* **Required work**
Copy every line of the data in which the word "title" occurs.

* **Dataset entries**
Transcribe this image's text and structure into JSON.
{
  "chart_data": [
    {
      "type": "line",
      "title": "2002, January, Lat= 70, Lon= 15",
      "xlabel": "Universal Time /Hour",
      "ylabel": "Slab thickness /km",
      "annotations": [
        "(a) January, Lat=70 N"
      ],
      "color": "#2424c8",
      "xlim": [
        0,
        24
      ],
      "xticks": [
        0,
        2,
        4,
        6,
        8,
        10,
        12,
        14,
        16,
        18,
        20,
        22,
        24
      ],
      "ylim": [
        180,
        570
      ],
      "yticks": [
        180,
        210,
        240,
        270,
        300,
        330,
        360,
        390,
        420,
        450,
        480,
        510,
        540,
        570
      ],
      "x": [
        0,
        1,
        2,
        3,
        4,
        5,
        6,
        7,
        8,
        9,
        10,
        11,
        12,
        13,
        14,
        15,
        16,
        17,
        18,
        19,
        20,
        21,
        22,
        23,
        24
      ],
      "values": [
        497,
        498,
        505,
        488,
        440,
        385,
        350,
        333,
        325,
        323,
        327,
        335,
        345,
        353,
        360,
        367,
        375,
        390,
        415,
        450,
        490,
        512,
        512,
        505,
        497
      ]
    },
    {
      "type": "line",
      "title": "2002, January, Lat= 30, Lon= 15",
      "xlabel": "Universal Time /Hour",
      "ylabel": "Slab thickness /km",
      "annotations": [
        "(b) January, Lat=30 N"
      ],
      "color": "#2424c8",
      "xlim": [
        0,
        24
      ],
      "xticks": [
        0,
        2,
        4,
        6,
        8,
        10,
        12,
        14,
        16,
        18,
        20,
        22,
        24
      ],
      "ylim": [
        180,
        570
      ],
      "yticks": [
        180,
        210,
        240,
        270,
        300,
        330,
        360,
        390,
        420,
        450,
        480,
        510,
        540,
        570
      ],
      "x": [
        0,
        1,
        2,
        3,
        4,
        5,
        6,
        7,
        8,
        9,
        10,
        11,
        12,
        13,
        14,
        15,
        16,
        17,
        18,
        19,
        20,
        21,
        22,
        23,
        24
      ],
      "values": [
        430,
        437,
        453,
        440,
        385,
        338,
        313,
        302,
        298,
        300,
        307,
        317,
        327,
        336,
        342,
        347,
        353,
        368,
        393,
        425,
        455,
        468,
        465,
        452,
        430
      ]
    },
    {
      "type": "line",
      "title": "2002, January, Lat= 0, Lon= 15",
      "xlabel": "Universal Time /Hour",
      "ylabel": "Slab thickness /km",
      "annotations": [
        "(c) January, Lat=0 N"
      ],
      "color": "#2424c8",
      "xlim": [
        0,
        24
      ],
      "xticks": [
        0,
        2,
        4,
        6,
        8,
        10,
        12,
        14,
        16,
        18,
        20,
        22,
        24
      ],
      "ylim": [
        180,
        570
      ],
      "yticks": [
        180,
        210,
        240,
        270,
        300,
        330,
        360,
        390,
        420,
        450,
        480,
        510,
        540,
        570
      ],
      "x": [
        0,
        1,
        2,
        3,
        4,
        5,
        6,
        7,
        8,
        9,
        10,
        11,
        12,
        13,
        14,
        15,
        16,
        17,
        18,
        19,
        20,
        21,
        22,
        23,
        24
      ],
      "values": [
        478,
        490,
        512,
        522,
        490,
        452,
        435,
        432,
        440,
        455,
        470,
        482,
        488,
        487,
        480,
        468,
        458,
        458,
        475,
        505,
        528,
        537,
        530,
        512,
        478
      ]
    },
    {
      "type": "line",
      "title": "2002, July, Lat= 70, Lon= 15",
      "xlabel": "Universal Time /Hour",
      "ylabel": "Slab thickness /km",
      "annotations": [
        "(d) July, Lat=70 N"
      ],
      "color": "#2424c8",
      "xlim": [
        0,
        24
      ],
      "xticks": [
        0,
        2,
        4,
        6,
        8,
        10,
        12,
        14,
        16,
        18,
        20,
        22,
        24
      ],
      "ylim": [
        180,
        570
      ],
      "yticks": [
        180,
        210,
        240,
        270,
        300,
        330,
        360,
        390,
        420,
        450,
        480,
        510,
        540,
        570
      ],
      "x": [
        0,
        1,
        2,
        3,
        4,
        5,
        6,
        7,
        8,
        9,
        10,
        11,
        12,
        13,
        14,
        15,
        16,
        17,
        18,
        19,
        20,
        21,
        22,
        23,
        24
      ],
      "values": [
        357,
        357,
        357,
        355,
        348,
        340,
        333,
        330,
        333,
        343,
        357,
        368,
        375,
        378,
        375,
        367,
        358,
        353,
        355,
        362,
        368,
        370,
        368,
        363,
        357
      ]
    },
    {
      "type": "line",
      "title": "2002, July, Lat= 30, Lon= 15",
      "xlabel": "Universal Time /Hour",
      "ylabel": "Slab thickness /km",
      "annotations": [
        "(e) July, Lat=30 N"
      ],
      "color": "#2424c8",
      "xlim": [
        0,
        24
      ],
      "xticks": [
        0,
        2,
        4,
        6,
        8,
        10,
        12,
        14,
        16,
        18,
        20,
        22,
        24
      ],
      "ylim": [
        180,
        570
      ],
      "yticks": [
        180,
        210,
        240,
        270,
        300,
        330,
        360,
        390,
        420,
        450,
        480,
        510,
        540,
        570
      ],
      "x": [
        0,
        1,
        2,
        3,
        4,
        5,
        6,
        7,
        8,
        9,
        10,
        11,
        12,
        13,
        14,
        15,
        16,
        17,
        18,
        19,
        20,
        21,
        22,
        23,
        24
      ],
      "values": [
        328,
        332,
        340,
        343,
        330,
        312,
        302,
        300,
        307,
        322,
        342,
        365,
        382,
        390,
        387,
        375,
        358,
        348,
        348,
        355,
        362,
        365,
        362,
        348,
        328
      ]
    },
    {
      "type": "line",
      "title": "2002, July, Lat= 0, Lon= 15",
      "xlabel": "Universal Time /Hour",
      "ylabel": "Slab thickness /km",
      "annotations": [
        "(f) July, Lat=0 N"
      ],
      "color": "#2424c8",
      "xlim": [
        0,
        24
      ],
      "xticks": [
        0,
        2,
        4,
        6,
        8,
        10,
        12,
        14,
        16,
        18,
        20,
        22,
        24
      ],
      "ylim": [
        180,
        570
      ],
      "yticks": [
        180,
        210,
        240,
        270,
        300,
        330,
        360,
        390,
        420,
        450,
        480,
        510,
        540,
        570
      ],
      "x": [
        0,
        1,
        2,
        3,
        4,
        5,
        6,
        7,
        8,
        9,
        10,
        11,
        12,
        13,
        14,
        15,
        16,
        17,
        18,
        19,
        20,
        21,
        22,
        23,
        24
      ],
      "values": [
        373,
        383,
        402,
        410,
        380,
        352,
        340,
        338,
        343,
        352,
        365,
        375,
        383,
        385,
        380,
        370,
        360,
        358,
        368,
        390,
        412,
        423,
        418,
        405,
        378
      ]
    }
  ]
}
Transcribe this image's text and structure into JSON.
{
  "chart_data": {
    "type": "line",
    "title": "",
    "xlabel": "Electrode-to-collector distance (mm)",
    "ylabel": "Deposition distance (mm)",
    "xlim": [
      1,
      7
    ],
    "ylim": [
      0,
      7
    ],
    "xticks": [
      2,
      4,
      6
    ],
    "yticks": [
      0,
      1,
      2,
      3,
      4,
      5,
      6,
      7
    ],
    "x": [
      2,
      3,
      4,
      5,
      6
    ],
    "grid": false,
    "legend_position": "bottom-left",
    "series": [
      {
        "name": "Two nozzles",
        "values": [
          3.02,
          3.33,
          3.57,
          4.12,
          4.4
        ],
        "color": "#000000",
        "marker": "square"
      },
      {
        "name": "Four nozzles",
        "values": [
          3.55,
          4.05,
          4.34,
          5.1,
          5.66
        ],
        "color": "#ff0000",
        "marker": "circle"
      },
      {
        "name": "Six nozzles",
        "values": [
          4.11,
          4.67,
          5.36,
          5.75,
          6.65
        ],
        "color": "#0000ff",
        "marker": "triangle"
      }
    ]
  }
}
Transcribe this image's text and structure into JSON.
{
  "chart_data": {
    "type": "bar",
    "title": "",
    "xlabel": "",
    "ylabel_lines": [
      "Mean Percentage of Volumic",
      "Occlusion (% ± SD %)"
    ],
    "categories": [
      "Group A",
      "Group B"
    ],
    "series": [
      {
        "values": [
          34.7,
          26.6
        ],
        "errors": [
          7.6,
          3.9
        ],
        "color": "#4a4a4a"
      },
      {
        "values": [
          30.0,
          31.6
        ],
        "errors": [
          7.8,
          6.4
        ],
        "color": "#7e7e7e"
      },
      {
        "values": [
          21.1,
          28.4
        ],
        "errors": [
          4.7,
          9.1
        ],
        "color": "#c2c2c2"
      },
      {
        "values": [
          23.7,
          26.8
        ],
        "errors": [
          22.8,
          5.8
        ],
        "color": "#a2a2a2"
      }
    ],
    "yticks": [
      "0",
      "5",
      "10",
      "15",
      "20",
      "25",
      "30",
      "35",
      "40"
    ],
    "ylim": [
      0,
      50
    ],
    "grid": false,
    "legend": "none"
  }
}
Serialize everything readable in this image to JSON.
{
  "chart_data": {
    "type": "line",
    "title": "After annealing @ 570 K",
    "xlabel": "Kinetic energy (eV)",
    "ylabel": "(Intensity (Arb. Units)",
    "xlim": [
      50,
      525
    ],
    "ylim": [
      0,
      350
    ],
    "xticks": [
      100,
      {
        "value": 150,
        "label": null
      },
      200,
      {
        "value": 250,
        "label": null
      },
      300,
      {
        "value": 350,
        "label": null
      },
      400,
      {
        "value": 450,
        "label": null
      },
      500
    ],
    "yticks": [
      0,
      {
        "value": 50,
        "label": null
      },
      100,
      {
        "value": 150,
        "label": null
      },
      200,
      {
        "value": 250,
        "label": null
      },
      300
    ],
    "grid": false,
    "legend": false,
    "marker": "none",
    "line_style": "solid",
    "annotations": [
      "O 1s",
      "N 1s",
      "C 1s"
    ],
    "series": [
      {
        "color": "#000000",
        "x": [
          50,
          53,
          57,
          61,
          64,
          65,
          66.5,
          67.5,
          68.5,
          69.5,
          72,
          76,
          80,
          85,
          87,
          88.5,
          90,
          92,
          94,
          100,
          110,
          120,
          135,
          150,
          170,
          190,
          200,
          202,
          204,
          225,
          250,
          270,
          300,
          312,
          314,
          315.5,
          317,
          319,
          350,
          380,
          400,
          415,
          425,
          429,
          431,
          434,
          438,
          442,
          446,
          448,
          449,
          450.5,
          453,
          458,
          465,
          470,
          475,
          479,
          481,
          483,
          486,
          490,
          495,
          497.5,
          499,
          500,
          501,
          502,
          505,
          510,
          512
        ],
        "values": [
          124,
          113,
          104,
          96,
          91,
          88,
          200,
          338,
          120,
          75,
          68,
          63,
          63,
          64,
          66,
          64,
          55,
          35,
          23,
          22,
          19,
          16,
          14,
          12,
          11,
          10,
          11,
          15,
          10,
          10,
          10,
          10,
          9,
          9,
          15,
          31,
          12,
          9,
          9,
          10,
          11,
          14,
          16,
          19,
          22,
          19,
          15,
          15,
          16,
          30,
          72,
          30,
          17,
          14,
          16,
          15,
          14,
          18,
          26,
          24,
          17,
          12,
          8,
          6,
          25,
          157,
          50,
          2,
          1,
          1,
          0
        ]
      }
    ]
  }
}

* **Answer to the problem**
      "title": "2002, January, Lat= 70, Lon= 15",
      "title": "2002, January, Lat= 30, Lon= 15",
      "title": "2002, January, Lat= 0, Lon= 15",
      "title": "2002, July, Lat= 70, Lon= 15",
      "title": "2002, July, Lat= 30, Lon= 15",
      "title": "2002, July, Lat= 0, Lon= 15",
    "title": "",
    "title": "",
    "title": "After annealing @ 570 K",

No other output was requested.